**Exercise 1**
Copy the lines of the records from the line containing "Bar [226,505,319,573]" through the end of the records, keeping both of those lines and everything between them unchanged.

**Document text**
+ + + + +
Glen, No, I didn't have to drop the engine on my '72, but I did have to remove the dual Dellortos. Good reason to have the hose you need in hand before starting the project, or an alternate source of transportation to the store. However, with your '77, if it's still fuel injected, I don't know if you'll have to remove much. You definetly won't have to drop the engine, tho. Open the hood, squat down and look directly foreward in the engine compartment. The galvanized (if it hasn't been painted) panel that runs across the front of the engine comp. is about 20"x35" and it's held in place by a dozen or so Phillips head sheet metal screws. Comes right off. Access to the hose is clear, no need to remove the tank. The hose I'm speaking of is the more likely of the two (the other being the filler neck hose) to cause the gas smell. Number one, it is a much less substantial hose than the filler, and two, it is right at the top of the tank, much closer to the gas level than the filler neck. You'd have to be humpin' pretty hard on the fold out bed to slosh gas all the way up the filler tube to the big hose by the gas cap. The hose on top of the gas tank, OTOH, will splurt gas all over the top of the tank any time you top off the tank (the fuel going up the filler tube when you use the auto shut off on the gas pump handle is higher than the small hose on the top of the tank, thereby forcing gas out the holey (no references to diety ;-) hose until the fill tube is once again empty. Good luck, Amigo!

Andy McKinley 75112.2101@compuserve.com '72 Westy, looking for a Thing to buy

"...the car itself was still full of bugs." -Heinz Nordhoff, 1948, rebuilding the VW after the war.
+ + + + +
**Extracted records**
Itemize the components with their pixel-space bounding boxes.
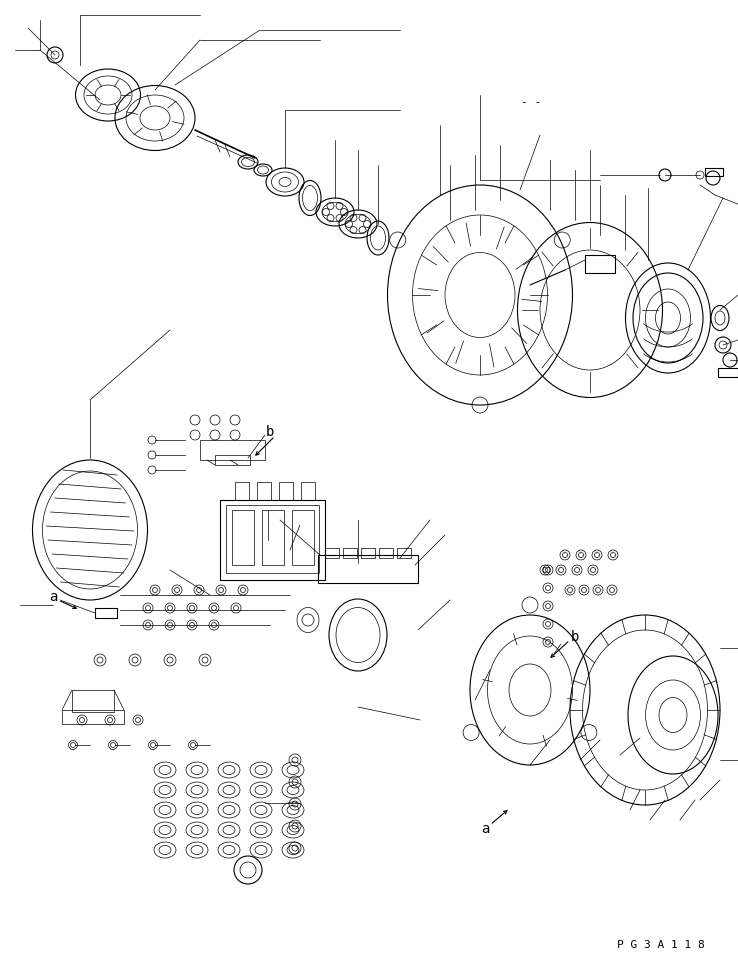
Bar [226,505,319,573]
Text: b: b [570,630,579,644]
Bar [705,168,723,176]
Text: a: a [49,590,57,604]
Bar [62,710,124,724]
Bar [232,510,254,565]
Bar [257,482,271,500]
Bar [585,255,615,273]
Bar [215,455,250,465]
Text: - -: - - [521,98,542,107]
Bar [343,548,357,558]
Bar [325,548,339,558]
Bar [279,482,293,500]
Bar [262,510,284,565]
Bar [200,440,265,460]
Bar [95,608,117,618]
Bar [318,555,418,583]
Text: b: b [266,425,275,439]
Bar [235,482,249,500]
Bar [718,368,738,377]
Text: P G 3 A 1 1 8: P G 3 A 1 1 8 [617,940,704,949]
Bar [301,482,315,500]
Text: a: a [481,822,489,836]
Bar [397,548,411,558]
Bar [72,690,114,712]
Bar [379,548,393,558]
Bar [361,548,375,558]
Bar [292,510,314,565]
Bar [220,500,325,580]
+ + + + +
**Exercise 2**
Summarize the post about the gas smell in two sentences.

**Worked solution 1**
Bar [226,505,319,573]
Text: b: b [570,630,579,644]
Bar [705,168,723,176]
Text: a: a [49,590,57,604]
Bar [62,710,124,724]
Bar [232,510,254,565]
Bar [257,482,271,500]
Bar [585,255,615,273]
Bar [215,455,250,465]
Text: - -: - - [521,98,542,107]
Bar [343,548,357,558]
Bar [325,548,339,558]
Bar [279,482,293,500]
Bar [262,510,284,565]
Bar [200,440,265,460]
Bar [95,608,117,618]
Bar [318,555,418,583]
Text: b: b [266,425,275,439]
Bar [235,482,249,500]
Bar [718,368,738,377]
Text: P G 3 A 1 1 8: P G 3 A 1 1 8 [617,940,704,949]
Bar [301,482,315,500]
Text: a: a [481,822,489,836]
Bar [397,548,411,558]
Bar [72,690,114,712]
Bar [379,548,393,558]
Bar [361,548,375,558]
Bar [292,510,314,565]
Bar [220,500,325,580]

**Worked solution 2**
On a '77, the hose can be reached by taking off the panel across the front of the engine compartment, which is held by a dozen or so Phillips head sheet metal screws, so there is no need to drop the engine or remove the tank. The small hose on top of the gas tank is the more likely cause of the gas smell than the filler neck hose, because it is less substantial and sits closer to the gas level, and it spurts gas whenever the tank is topped off.